__Extracted data__:
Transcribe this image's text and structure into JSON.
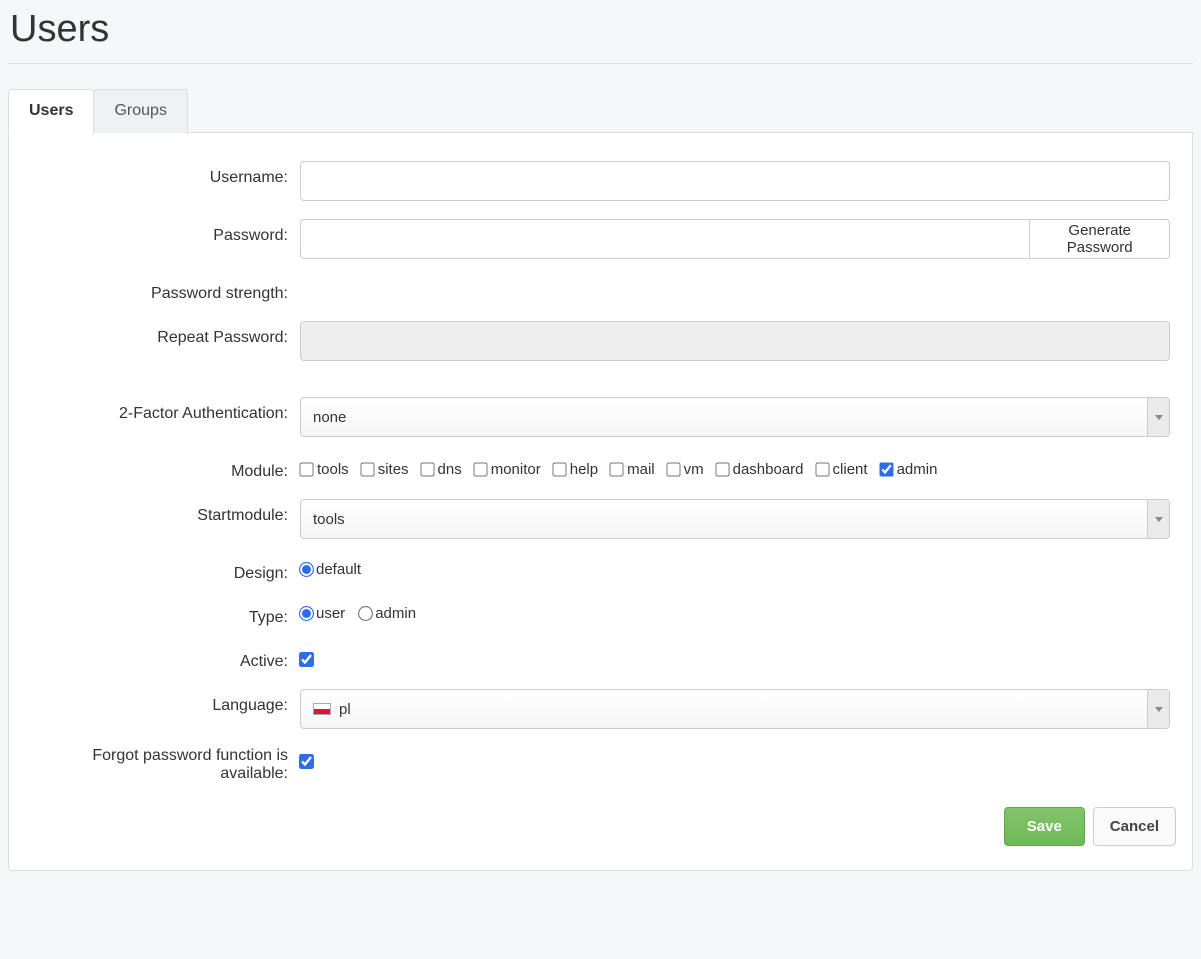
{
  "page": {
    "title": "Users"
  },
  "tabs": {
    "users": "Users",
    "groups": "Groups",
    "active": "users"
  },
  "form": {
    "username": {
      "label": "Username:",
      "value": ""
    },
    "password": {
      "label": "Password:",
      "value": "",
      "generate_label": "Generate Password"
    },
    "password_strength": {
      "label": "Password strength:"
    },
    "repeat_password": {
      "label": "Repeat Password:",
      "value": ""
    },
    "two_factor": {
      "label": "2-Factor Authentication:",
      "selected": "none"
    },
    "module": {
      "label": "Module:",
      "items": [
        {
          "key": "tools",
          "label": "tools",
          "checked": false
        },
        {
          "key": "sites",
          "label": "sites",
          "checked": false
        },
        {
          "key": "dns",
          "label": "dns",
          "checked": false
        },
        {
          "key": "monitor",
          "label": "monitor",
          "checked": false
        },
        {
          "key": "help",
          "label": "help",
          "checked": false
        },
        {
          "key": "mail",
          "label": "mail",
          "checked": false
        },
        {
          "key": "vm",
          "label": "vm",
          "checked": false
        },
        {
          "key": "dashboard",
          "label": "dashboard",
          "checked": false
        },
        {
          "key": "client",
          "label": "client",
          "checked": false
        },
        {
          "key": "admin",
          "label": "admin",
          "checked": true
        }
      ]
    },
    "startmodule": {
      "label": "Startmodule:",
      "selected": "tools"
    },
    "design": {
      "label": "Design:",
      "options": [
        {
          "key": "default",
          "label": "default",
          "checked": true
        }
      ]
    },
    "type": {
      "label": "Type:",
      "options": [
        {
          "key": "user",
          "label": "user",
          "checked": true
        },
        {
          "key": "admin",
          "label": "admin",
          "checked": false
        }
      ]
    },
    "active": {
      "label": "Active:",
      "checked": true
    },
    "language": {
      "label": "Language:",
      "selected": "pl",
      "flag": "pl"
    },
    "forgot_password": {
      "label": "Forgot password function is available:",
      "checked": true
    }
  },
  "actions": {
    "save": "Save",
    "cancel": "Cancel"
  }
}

--

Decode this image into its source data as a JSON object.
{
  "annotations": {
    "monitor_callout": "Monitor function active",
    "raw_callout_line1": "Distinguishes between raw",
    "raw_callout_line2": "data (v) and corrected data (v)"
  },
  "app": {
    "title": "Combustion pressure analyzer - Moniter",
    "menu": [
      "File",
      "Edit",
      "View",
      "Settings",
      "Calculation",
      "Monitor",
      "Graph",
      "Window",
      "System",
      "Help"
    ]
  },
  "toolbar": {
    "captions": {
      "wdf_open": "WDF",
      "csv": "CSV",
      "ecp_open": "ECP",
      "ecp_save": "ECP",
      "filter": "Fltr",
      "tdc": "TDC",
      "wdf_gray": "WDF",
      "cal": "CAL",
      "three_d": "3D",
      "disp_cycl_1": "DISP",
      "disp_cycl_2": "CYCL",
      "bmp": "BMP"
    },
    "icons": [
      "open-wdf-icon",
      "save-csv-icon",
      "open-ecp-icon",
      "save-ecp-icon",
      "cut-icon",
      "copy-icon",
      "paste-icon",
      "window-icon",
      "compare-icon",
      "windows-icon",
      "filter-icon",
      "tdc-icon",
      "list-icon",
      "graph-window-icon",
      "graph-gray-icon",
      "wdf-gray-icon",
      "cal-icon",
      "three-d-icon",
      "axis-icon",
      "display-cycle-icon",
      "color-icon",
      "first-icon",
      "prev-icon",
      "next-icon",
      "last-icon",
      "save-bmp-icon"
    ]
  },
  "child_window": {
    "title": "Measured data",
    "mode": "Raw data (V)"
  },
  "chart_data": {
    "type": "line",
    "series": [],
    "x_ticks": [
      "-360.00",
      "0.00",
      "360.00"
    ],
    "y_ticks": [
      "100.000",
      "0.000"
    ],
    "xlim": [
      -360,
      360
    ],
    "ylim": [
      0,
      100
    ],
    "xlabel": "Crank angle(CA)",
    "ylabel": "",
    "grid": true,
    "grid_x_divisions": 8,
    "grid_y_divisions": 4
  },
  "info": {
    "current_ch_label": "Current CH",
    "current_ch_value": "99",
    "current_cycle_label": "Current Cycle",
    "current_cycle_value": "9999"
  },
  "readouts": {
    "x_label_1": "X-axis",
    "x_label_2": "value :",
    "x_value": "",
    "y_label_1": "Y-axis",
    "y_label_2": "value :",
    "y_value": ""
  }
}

__Written task__:
Check each line of the entries for the string "axis". Copy the lines that have it.

__The solution__:
      "axis-icon",
    "x_label_1": "X-axis",
    "y_label_1": "Y-axis",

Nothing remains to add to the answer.